INFORMATION GIVEN:
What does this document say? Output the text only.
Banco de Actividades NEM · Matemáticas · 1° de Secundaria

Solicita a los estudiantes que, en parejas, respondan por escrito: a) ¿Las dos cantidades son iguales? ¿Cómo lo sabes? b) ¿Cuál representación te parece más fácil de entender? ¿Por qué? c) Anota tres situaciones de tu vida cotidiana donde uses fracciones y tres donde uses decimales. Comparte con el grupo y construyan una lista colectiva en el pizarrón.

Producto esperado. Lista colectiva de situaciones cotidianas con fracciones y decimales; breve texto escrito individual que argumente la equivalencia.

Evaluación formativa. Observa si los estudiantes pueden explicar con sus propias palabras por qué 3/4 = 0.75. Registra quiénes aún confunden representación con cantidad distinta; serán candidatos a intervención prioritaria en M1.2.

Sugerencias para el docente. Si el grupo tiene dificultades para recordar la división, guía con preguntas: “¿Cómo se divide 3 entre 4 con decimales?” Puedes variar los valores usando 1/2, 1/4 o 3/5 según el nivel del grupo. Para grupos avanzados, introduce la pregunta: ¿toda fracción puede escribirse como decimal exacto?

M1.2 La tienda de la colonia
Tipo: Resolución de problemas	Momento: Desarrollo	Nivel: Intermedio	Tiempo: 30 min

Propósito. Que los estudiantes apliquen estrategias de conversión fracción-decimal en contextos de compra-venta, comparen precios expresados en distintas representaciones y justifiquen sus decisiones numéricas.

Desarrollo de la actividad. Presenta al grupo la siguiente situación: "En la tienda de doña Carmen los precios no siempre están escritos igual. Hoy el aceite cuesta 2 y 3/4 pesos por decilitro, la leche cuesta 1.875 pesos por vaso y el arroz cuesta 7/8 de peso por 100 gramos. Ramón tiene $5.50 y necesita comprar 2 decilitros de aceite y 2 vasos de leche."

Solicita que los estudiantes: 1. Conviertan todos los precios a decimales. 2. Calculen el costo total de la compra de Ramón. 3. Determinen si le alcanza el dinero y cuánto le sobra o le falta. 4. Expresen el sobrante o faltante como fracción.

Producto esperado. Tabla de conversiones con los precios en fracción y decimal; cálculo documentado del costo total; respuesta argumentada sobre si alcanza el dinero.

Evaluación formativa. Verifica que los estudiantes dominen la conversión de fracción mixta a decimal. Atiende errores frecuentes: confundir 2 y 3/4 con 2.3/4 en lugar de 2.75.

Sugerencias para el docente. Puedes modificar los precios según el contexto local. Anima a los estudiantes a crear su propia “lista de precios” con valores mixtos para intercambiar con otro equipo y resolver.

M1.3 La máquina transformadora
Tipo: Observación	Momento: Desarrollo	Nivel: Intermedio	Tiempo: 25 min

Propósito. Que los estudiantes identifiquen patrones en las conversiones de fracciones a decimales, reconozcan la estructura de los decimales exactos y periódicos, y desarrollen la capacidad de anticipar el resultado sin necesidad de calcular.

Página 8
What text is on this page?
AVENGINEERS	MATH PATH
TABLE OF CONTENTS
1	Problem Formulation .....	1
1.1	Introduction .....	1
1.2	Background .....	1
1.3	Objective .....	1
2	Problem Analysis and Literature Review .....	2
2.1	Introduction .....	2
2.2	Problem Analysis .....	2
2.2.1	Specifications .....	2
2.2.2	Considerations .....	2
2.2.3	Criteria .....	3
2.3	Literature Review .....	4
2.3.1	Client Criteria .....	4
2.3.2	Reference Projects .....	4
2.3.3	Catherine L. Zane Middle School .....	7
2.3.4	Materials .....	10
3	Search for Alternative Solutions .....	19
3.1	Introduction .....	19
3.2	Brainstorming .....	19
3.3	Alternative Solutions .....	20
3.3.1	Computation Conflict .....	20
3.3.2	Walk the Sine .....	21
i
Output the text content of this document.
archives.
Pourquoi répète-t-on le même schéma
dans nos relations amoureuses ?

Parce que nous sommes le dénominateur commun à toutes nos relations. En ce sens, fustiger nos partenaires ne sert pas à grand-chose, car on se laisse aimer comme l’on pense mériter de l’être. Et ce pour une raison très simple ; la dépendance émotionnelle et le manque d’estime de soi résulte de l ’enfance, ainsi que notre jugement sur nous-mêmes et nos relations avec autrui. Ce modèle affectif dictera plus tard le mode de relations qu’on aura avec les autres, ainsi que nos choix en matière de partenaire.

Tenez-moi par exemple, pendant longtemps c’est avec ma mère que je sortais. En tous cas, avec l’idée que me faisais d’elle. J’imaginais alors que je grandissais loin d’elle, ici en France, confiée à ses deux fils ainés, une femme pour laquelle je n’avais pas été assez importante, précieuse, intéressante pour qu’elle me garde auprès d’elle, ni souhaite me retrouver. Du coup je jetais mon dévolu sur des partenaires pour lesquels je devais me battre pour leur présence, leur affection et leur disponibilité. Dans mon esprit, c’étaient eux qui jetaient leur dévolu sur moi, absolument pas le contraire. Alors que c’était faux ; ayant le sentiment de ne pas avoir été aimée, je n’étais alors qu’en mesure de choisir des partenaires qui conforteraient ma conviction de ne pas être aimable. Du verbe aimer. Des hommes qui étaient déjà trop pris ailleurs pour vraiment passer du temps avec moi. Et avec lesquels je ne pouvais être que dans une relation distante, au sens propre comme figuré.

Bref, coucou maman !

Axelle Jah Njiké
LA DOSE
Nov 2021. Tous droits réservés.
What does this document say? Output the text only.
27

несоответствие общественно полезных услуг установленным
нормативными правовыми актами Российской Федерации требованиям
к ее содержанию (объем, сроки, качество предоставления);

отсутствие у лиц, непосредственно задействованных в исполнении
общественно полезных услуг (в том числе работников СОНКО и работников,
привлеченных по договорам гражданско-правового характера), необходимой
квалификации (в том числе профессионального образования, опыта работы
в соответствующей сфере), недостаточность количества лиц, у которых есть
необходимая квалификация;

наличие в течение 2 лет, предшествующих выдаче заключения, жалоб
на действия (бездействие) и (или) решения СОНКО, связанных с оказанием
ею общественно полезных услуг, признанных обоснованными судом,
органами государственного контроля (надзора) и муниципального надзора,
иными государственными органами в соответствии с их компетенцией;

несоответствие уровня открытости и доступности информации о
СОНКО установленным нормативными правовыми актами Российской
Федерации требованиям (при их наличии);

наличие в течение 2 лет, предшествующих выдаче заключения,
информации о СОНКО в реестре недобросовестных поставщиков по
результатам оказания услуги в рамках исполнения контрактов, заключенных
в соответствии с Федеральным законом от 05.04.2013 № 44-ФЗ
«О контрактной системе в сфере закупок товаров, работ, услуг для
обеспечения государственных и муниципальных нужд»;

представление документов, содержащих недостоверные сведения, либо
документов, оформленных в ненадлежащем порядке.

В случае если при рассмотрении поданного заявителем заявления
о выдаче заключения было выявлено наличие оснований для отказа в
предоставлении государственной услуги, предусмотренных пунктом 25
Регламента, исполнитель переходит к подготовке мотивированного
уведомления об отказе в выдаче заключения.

EXERCISE DESCRIPTION: Reproduce every line above without error.

EXERCISE SOLUTION:
What does this document say? Output the text only.
Banco de Actividades NEM · Matemáticas · 1° de Secundaria

Solicita a los estudiantes que, en parejas, respondan por escrito: a) ¿Las dos cantidades son iguales? ¿Cómo lo sabes? b) ¿Cuál representación te parece más fácil de entender? ¿Por qué? c) Anota tres situaciones de tu vida cotidiana donde uses fracciones y tres donde uses decimales. Comparte con el grupo y construyan una lista colectiva en el pizarrón.

Producto esperado. Lista colectiva de situaciones cotidianas con fracciones y decimales; breve texto escrito individual que argumente la equivalencia.

Evaluación formativa. Observa si los estudiantes pueden explicar con sus propias palabras por qué 3/4 = 0.75. Registra quiénes aún confunden representación con cantidad distinta; serán candidatos a intervención prioritaria en M1.2.

Sugerencias para el docente. Si el grupo tiene dificultades para recordar la división, guía con preguntas: “¿Cómo se divide 3 entre 4 con decimales?” Puedes variar los valores usando 1/2, 1/4 o 3/5 según el nivel del grupo. Para grupos avanzados, introduce la pregunta: ¿toda fracción puede escribirse como decimal exacto?

M1.2 La tienda de la colonia
Tipo: Resolución de problemas	Momento: Desarrollo	Nivel: Intermedio	Tiempo: 30 min

Propósito. Que los estudiantes apliquen estrategias de conversión fracción-decimal en contextos de compra-venta, comparen precios expresados en distintas representaciones y justifiquen sus decisiones numéricas.

Desarrollo de la actividad. Presenta al grupo la siguiente situación: "En la tienda de doña Carmen los precios no siempre están escritos igual. Hoy el aceite cuesta 2 y 3/4 pesos por decilitro, la leche cuesta 1.875 pesos por vaso y el arroz cuesta 7/8 de peso por 100 gramos. Ramón tiene $5.50 y necesita comprar 2 decilitros de aceite y 2 vasos de leche."

Solicita que los estudiantes: 1. Conviertan todos los precios a decimales. 2. Calculen el costo total de la compra de Ramón. 3. Determinen si le alcanza el dinero y cuánto le sobra o le falta. 4. Expresen el sobrante o faltante como fracción.

Producto esperado. Tabla de conversiones con los precios en fracción y decimal; cálculo documentado del costo total; respuesta argumentada sobre si alcanza el dinero.

Evaluación formativa. Verifica que los estudiantes dominen la conversión de fracción mixta a decimal. Atiende errores frecuentes: confundir 2 y 3/4 con 2.3/4 en lugar de 2.75.

Sugerencias para el docente. Puedes modificar los precios según el contexto local. Anima a los estudiantes a crear su propia “lista de precios” con valores mixtos para intercambiar con otro equipo y resolver.

M1.3 La máquina transformadora
Tipo: Observación	Momento: Desarrollo	Nivel: Intermedio	Tiempo: 25 min

Propósito. Que los estudiantes identifiquen patrones en las conversiones de fracciones a decimales, reconozcan la estructura de los decimales exactos y periódicos, y desarrollen la capacidad de anticipar el resultado sin necesidad de calcular.

Página 8
What text is on this page?
AVENGINEERS	MATH PATH
TABLE OF CONTENTS
1	Problem Formulation .....	1
1.1	Introduction .....	1
1.2	Background .....	1
1.3	Objective .....	1
2	Problem Analysis and Literature Review .....	2
2.1	Introduction .....	2
2.2	Problem Analysis .....	2
2.2.1	Specifications .....	2
2.2.2	Considerations .....	2
2.2.3	Criteria .....	3
2.3	Literature Review .....	4
2.3.1	Client Criteria .....	4
2.3.2	Reference Projects .....	4
2.3.3	Catherine L. Zane Middle School .....	7
2.3.4	Materials .....	10
3	Search for Alternative Solutions .....	19
3.1	Introduction .....	19
3.2	Brainstorming .....	19
3.3	Alternative Solutions .....	20
3.3.1	Computation Conflict .....	20
3.3.2	Walk the Sine .....	21
i
Output the text content of this document.
archives.
Pourquoi répète-t-on le même schéma
dans nos relations amoureuses ?

Parce que nous sommes le dénominateur commun à toutes nos relations. En ce sens, fustiger nos partenaires ne sert pas à grand-chose, car on se laisse aimer comme l’on pense mériter de l’être. Et ce pour une raison très simple ; la dépendance émotionnelle et le manque d’estime de soi résulte de l ’enfance, ainsi que notre jugement sur nous-mêmes et nos relations avec autrui. Ce modèle affectif dictera plus tard le mode de relations qu’on aura avec les autres, ainsi que nos choix en matière de partenaire.

Tenez-moi par exemple, pendant longtemps c’est avec ma mère que je sortais. En tous cas, avec l’idée que me faisais d’elle. J’imaginais alors que je grandissais loin d’elle, ici en France, confiée à ses deux fils ainés, une femme pour laquelle je n’avais pas été assez importante, précieuse, intéressante pour qu’elle me garde auprès d’elle, ni souhaite me retrouver. Du coup je jetais mon dévolu sur des partenaires pour lesquels je devais me battre pour leur présence, leur affection et leur disponibilité. Dans mon esprit, c’étaient eux qui jetaient leur dévolu sur moi, absolument pas le contraire. Alors que c’était faux ; ayant le sentiment de ne pas avoir été aimée, je n’étais alors qu’en mesure de choisir des partenaires qui conforteraient ma conviction de ne pas être aimable. Du verbe aimer. Des hommes qui étaient déjà trop pris ailleurs pour vraiment passer du temps avec moi. Et avec lesquels je ne pouvais être que dans une relation distante, au sens propre comme figuré.

Bref, coucou maman !

Axelle Jah Njiké
LA DOSE
Nov 2021. Tous droits réservés.
What does this document say? Output the text only.
27

несоответствие общественно полезных услуг установленным
нормативными правовыми актами Российской Федерации требованиям
к ее содержанию (объем, сроки, качество предоставления);

отсутствие у лиц, непосредственно задействованных в исполнении
общественно полезных услуг (в том числе работников СОНКО и работников,
привлеченных по договорам гражданско-правового характера), необходимой
квалификации (в том числе профессионального образования, опыта работы
в соответствующей сфере), недостаточность количества лиц, у которых есть
необходимая квалификация;

наличие в течение 2 лет, предшествующих выдаче заключения, жалоб
на действия (бездействие) и (или) решения СОНКО, связанных с оказанием
ею общественно полезных услуг, признанных обоснованными судом,
органами государственного контроля (надзора) и муниципального надзора,
иными государственными органами в соответствии с их компетенцией;

несоответствие уровня открытости и доступности информации о
СОНКО установленным нормативными правовыми актами Российской
Федерации требованиям (при их наличии);

наличие в течение 2 лет, предшествующих выдаче заключения,
информации о СОНКО в реестре недобросовестных поставщиков по
результатам оказания услуги в рамках исполнения контрактов, заключенных
в соответствии с Федеральным законом от 05.04.2013 № 44-ФЗ
«О контрактной системе в сфере закупок товаров, работ, услуг для
обеспечения государственных и муниципальных нужд»;

представление документов, содержащих недостоверные сведения, либо
документов, оформленных в ненадлежащем порядке.

В случае если при рассмотрении поданного заявителем заявления
о выдаче заключения было выявлено наличие оснований для отказа в
предоставлении государственной услуги, предусмотренных пунктом 25
Регламента, исполнитель переходит к подготовке мотивированного
уведомления об отказе в выдаче заключения.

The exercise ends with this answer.